ARBEITSAUFTRAG 1: Schreibe die Zeilen unterhalb des Textes von der ersten bis einschließlich der Zeile mit „The second specific“ um und ersetze dabei „exemplary embodiment“ durch „illustrative embodiment“, ohne sonst etwas zu ändern. Lass die Bilder in deiner Antwort weg.

Schattenblick → INFOPOOL → UMWELT → MEINUNGEN


STANDPUNKT/1155: 2019 - Umweltpolitischer Jahresrückblick (BUND RVSO)


BUND Regionalverband Südlicher Oberrhein
An die Medien - 28. November 2019

2019 - Umweltpolitischer Jahresrückblick


Das Jahr 2019 war ein Jahr wie die Jahre zuvor. Reiche und Konzerne wurde reicher (und einflussreicher) und gleichzeitig ist die Zahl der weltweit Hungernden auf 822 Millionen Menschen gestiegen. Es war ein Jahr der stillen, konsequenten Aufrüstung in Deutschland. Die globale und regionale Artenausrottung beschleunigte sich, mehr CO2 wurde ausgestoßen und die sich abzeichnende Klimakatastrophe zeigte sich nicht nur am Zustand des Waldes immer deutlicher. Gleichzeitig verstärkte sich der gut organisierte Widerstand gegen die Energiewende und gegen die erneuerbaren Energien. Die Kids von "Fridays for Future" und das Volksbegehren Artenvielfalt in Baden-Württemberg öffneten kleine Fenster der Erkenntnis - die Reaktionen waren auch verbesserte Konzern-PR und teilweise schon beinahe hysterisch anmutende Formen der Verdrängung und Ablehnung.

Wir beginnen unseren Jahresrückblick erstmals mit einem 5,53 Euro-Witz. Die Klimakatastrophe wurde im Jahr 2019 langsam real. Die globale Temperatur steigt, die Extremwetterereignisse nehmen zu, Gletscher & Pole schmelzen, der Meeresspiegel steigt, die Wälder sterben und der Regenwald brennt. Und was beschließt die Regierung in Sachen Flugverkehr? Die Luftverkehrssteuer für innerdeutsche Flüge sowie Verbindungen innerhalb der EU steigt um sagenhafte 5,53 Euro. Der Berg kreißte und gebar eine Maus. Nicht einmal ein Tempolimit ließ sich politisch durchsetzen. Ähnlich putzig waren die Maßnahmen gegen den Plastik-Müllberg.

EINGABEZEILEN:
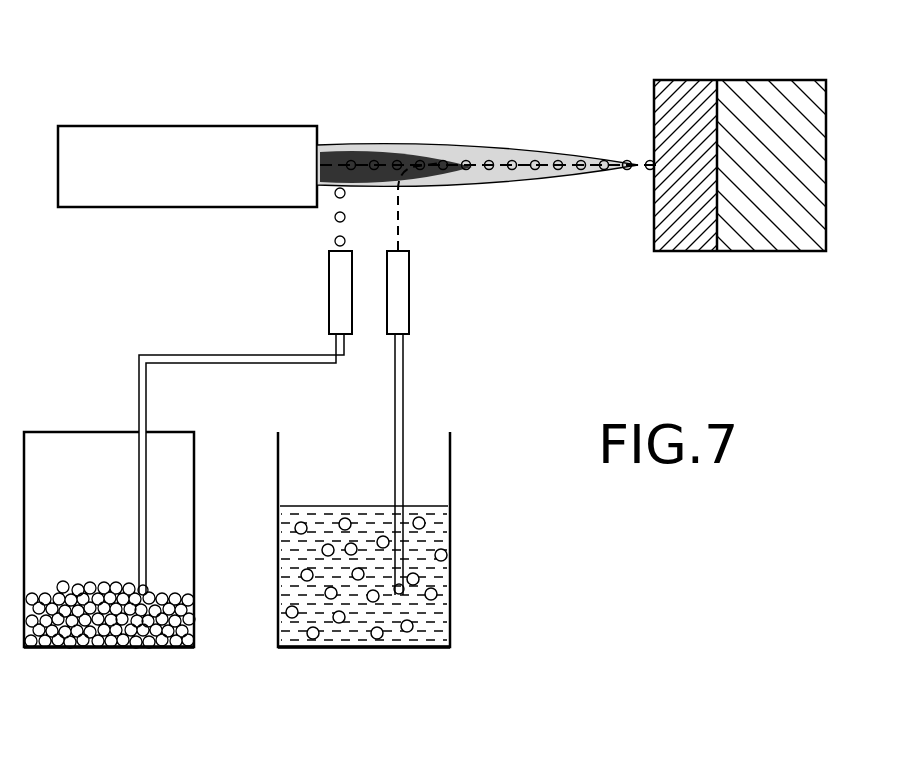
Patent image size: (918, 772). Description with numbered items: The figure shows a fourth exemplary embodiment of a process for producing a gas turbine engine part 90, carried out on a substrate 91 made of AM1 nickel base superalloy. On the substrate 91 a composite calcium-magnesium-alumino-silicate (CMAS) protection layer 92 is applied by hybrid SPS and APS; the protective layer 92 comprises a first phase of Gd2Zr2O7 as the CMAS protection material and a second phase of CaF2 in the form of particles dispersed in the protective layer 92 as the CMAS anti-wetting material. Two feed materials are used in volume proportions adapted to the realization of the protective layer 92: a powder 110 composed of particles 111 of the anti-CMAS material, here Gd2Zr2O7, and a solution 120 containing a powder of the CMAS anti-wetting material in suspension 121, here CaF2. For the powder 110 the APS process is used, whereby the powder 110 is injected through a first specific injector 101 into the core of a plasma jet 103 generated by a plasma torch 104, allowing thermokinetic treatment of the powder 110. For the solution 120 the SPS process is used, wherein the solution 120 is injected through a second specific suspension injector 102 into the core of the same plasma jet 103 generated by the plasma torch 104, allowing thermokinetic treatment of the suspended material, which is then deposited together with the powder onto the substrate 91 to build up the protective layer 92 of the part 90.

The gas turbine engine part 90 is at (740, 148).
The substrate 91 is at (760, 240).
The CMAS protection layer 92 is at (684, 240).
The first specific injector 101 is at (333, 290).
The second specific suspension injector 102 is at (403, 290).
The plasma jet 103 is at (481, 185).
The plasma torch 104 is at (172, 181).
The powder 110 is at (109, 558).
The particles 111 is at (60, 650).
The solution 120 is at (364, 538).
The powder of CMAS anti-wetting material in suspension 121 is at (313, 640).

ARBEITSAUFTRAG 2: Welche Anzeichen der Klimakatastrophe nennt der Jahresrückblick in dem Satz, der mit „Die globale Temperatur steigt“ beginnt?

ERGEBNIS 1:
Patent image size: (918, 772). Description with numbered items: The figure shows a fourth illustrative embodiment of a process for producing a gas turbine engine part 90, carried out on a substrate 91 made of AM1 nickel base superalloy. On the substrate 91 a composite calcium-magnesium-alumino-silicate (CMAS) protection layer 92 is applied by hybrid SPS and APS; the protective layer 92 comprises a first phase of Gd2Zr2O7 as the CMAS protection material and a second phase of CaF2 in the form of particles dispersed in the protective layer 92 as the CMAS anti-wetting material. Two feed materials are used in volume proportions adapted to the realization of the protective layer 92: a powder 110 composed of particles 111 of the anti-CMAS material, here Gd2Zr2O7, and a solution 120 containing a powder of the CMAS anti-wetting material in suspension 121, here CaF2. For the powder 110 the APS process is used, whereby the powder 110 is injected through a first specific injector 101 into the core of a plasma jet 103 generated by a plasma torch 104, allowing thermokinetic treatment of the powder 110. For the solution 120 the SPS process is used, wherein the solution 120 is injected through a second specific suspension injector 102 into the core of the same plasma jet 103 generated by the plasma torch 104, allowing thermokinetic treatment of the suspended material, which is then deposited together with the powder onto the substrate 91 to build up the protective layer 92 of the part 90.

The gas turbine engine part 90 is at (740, 148).
The substrate 91 is at (760, 240).
The CMAS protection layer 92 is at (684, 240).
The first specific injector 101 is at (333, 290).
The second specific suspension injector 102 is at (403, 290).

ERGEBNIS 2: Die globale Temperatur steigt, die Extremwetterereignisse nehmen zu, Gletscher und Pole schmelzen, der Meeresspiegel steigt, die Wälder sterben und der Regenwald brennt.